» Goal
Each entry must be reproduced precisely as it stands.

════════════════════

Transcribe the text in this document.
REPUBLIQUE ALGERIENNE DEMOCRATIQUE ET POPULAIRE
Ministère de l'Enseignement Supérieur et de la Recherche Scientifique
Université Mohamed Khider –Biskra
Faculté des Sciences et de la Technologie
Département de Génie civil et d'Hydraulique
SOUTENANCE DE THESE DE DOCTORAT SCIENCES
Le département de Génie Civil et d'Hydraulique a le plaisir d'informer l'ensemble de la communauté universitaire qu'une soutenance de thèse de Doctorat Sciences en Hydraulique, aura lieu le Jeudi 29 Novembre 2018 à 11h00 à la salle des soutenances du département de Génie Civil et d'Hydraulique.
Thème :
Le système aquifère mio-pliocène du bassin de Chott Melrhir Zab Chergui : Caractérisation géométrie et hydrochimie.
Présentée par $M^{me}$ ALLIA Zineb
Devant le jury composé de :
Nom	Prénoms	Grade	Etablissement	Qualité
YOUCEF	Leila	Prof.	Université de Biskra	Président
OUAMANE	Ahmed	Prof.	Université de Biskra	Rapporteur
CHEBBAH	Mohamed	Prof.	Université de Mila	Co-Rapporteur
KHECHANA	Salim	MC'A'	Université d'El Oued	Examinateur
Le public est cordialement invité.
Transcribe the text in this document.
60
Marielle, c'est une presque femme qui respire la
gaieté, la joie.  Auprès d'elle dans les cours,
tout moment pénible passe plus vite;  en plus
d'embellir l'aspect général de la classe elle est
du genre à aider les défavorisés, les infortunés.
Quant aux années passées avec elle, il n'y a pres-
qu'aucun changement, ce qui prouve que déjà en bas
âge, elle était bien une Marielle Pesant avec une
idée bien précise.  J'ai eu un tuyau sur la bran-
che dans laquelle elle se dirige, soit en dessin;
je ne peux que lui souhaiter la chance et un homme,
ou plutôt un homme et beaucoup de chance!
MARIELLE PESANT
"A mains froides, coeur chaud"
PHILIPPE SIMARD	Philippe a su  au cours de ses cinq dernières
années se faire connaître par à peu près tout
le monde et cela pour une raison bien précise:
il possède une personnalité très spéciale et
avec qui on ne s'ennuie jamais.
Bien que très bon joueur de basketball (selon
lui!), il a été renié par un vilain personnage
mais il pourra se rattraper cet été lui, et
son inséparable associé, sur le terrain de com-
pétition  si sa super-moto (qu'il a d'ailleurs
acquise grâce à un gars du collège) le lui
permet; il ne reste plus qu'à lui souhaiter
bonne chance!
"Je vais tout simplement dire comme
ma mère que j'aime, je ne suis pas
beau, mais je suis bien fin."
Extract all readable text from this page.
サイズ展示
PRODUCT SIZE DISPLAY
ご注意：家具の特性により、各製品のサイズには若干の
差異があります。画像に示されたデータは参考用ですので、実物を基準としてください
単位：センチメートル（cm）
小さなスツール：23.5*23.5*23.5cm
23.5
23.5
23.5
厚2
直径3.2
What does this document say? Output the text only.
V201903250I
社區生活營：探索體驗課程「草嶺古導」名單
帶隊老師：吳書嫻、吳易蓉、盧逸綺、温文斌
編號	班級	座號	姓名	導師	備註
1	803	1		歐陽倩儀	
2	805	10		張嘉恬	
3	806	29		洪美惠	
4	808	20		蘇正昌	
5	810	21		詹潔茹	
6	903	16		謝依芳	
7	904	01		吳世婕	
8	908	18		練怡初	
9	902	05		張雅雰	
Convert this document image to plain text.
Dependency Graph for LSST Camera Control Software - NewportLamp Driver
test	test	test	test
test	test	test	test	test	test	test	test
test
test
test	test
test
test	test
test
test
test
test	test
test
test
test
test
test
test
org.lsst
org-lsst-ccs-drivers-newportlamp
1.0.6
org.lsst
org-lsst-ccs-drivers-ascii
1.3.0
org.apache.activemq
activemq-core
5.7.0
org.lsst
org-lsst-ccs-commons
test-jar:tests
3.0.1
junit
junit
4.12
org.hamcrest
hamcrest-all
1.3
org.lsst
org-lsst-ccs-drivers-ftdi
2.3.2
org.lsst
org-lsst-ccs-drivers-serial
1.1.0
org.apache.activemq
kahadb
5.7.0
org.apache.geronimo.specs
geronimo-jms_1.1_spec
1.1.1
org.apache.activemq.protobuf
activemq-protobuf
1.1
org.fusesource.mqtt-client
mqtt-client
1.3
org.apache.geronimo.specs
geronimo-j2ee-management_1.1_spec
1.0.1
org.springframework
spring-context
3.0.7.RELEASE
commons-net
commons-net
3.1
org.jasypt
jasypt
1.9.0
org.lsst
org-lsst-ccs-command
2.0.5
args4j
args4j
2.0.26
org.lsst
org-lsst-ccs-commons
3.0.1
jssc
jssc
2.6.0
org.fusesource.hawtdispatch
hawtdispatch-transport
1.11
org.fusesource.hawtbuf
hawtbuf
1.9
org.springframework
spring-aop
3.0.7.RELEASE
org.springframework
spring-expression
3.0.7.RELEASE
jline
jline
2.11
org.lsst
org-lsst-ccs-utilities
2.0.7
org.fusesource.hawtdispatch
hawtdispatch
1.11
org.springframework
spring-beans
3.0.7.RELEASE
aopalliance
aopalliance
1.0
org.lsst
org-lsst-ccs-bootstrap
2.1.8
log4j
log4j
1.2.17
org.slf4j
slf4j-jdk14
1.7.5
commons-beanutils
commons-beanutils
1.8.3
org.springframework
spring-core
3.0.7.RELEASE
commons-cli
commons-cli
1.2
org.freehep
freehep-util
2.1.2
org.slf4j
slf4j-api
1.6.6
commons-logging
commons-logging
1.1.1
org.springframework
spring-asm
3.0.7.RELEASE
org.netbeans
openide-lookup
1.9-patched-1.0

════════════════════

» Final result
Transcribe the text in this document.
REPUBLIQUE ALGERIENNE DEMOCRATIQUE ET POPULAIRE
Ministère de l'Enseignement Supérieur et de la Recherche Scientifique
Université Mohamed Khider –Biskra
Faculté des Sciences et de la Technologie
Département de Génie civil et d'Hydraulique
SOUTENANCE DE THESE DE DOCTORAT SCIENCES
Le département de Génie Civil et d'Hydraulique a le plaisir d'informer l'ensemble de la communauté universitaire qu'une soutenance de thèse de Doctorat Sciences en Hydraulique, aura lieu le Jeudi 29 Novembre 2018 à 11h00 à la salle des soutenances du département de Génie Civil et d'Hydraulique.
Thème :
Le système aquifère mio-pliocène du bassin de Chott Melrhir Zab Chergui : Caractérisation géométrie et hydrochimie.
Présentée par $M^{me}$ ALLIA Zineb
Devant le jury composé de :
Nom	Prénoms	Grade	Etablissement	Qualité
YOUCEF	Leila	Prof.	Université de Biskra	Président
OUAMANE	Ahmed	Prof.	Université de Biskra	Rapporteur
CHEBBAH	Mohamed	Prof.	Université de Mila	Co-Rapporteur
KHECHANA	Salim	MC'A'	Université d'El Oued	Examinateur
Le public est cordialement invité.
Transcribe the text in this document.
60
Marielle, c'est une presque femme qui respire la
gaieté, la joie.  Auprès d'elle dans les cours,
tout moment pénible passe plus vite;  en plus
d'embellir l'aspect général de la classe elle est
du genre à aider les défavorisés, les infortunés.
Quant aux années passées avec elle, il n'y a pres-
qu'aucun changement, ce qui prouve que déjà en bas
âge, elle était bien une Marielle Pesant avec une
idée bien précise.  J'ai eu un tuyau sur la bran-
che dans laquelle elle se dirige, soit en dessin;
je ne peux que lui souhaiter la chance et un homme,
ou plutôt un homme et beaucoup de chance!
MARIELLE PESANT
"A mains froides, coeur chaud"
PHILIPPE SIMARD	Philippe a su  au cours de ses cinq dernières
années se faire connaître par à peu près tout
le monde et cela pour une raison bien précise:
il possède une personnalité très spéciale et
avec qui on ne s'ennuie jamais.
Bien que très bon joueur de basketball (selon
lui!), il a été renié par un vilain personnage
mais il pourra se rattraper cet été lui, et
son inséparable associé, sur le terrain de com-
pétition  si sa super-moto (qu'il a d'ailleurs
acquise grâce à un gars du collège) le lui
permet; il ne reste plus qu'à lui souhaiter
bonne chance!
"Je vais tout simplement dire comme
ma mère que j'aime, je ne suis pas
beau, mais je suis bien fin."
Extract all readable text from this page.
サイズ展示
PRODUCT SIZE DISPLAY
ご注意：家具の特性により、各製品のサイズには若干の
差異があります。画像に示されたデータは参考用ですので、実物を基準としてください
単位：センチメートル（cm）
小さなスツール：23.5*23.5*23.5cm
23.5
23.5
23.5
厚2
直径3.2
What does this document say? Output the text only.
V201903250I
社區生活營：探索體驗課程「草嶺古導」名單
帶隊老師：吳書嫻、吳易蓉、盧逸綺、温文斌
編號	班級	座號	姓名	導師	備註
1	803	1		歐陽倩儀	
2	805	10		張嘉恬	
3	806	29		洪美惠	
4	808	20		蘇正昌	
5	810	21		詹潔茹	
6	903	16		謝依芳	
7	904	01		吳世婕	
8	908	18		練怡初	
9	902	05		張雅雰	
Convert this document image to plain text.
Dependency Graph for LSST Camera Control Software - NewportLamp Driver
test	test	test	test
test	test	test	test	test	test	test	test
test
test
test	test
test
test	test
test
test
test
test	test
test
test
test
test
test
test
org.lsst
org-lsst-ccs-drivers-newportlamp
1.0.6
org.lsst
org-lsst-ccs-drivers-ascii
1.3.0
org.apache.activemq
activemq-core
5.7.0
org.lsst
org-lsst-ccs-commons
test-jar:tests
3.0.1
junit
junit
4.12
org.hamcrest
hamcrest-all
1.3
org.lsst
org-lsst-ccs-drivers-ftdi
2.3.2
org.lsst
org-lsst-ccs-drivers-serial
1.1.0
org.apache.activemq
kahadb
5.7.0
org.apache.geronimo.specs
geronimo-jms_1.1_spec
1.1.1
org.apache.activemq.protobuf
activemq-protobuf
1.1
org.fusesource.mqtt-client
mqtt-client
1.3
org.apache.geronimo.specs
geronimo-j2ee-management_1.1_spec
1.0.1
org.springframework
spring-context
3.0.7.RELEASE
commons-net
commons-net
3.1
org.jasypt
jasypt
1.9.0
org.lsst
org-lsst-ccs-command
2.0.5
args4j
args4j
2.0.26
org.lsst
org-lsst-ccs-commons
3.0.1
jssc
jssc
2.6.0
org.fusesource.hawtdispatch
hawtdispatch-transport
1.11
org.fusesource.hawtbuf
hawtbuf
1.9
org.springframework
spring-aop
3.0.7.RELEASE
org.springframework
spring-expression
3.0.7.RELEASE
jline
jline
2.11
org.lsst
org-lsst-ccs-utilities
2.0.7
org.fusesource.hawtdispatch
hawtdispatch
1.11
org.springframework
spring-beans
3.0.7.RELEASE
aopalliance
aopalliance
1.0
org.lsst
org-lsst-ccs-bootstrap
2.1.8
log4j
log4j
1.2.17
org.slf4j
slf4j-jdk14
1.7.5
commons-beanutils
commons-beanutils
1.8.3
org.springframework
spring-core
3.0.7.RELEASE
commons-cli
commons-cli
1.2
org.freehep
freehep-util
2.1.2
org.slf4j
slf4j-api
1.6.6
commons-logging
commons-logging
1.1.1
org.springframework
spring-asm
3.0.7.RELEASE
org.netbeans
openide-lookup
1.9-patched-1.0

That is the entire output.